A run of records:
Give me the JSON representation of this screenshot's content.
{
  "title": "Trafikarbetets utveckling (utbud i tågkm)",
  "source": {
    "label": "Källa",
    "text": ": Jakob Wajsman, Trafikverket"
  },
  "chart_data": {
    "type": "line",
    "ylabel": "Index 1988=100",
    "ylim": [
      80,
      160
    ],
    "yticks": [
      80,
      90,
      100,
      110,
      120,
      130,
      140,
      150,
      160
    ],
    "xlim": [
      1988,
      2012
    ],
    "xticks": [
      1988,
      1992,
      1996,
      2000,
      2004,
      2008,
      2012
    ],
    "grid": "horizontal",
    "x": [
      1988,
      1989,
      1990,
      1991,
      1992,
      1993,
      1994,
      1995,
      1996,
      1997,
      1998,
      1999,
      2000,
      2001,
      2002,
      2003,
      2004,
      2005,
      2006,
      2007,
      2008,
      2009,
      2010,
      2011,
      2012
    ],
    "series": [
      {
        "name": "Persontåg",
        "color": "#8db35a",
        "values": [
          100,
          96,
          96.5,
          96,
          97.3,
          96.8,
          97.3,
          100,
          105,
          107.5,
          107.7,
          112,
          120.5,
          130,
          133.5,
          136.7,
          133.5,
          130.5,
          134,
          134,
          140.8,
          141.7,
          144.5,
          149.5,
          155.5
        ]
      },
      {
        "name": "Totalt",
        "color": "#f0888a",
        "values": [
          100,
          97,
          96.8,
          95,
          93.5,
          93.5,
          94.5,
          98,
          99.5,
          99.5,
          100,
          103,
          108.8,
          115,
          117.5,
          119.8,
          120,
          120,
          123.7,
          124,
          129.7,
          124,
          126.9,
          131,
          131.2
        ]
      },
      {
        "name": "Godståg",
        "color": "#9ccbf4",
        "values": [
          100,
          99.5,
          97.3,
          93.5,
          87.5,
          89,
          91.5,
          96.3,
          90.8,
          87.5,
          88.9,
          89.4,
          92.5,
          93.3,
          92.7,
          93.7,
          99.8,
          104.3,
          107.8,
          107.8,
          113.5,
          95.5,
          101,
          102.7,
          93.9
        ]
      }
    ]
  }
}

What the task asks =>
Copy all lines from the entries that contain the word "name".

Output for this exercise =>
        "name": "Persontåg",
        "name": "Totalt",
        "name": "Godståg",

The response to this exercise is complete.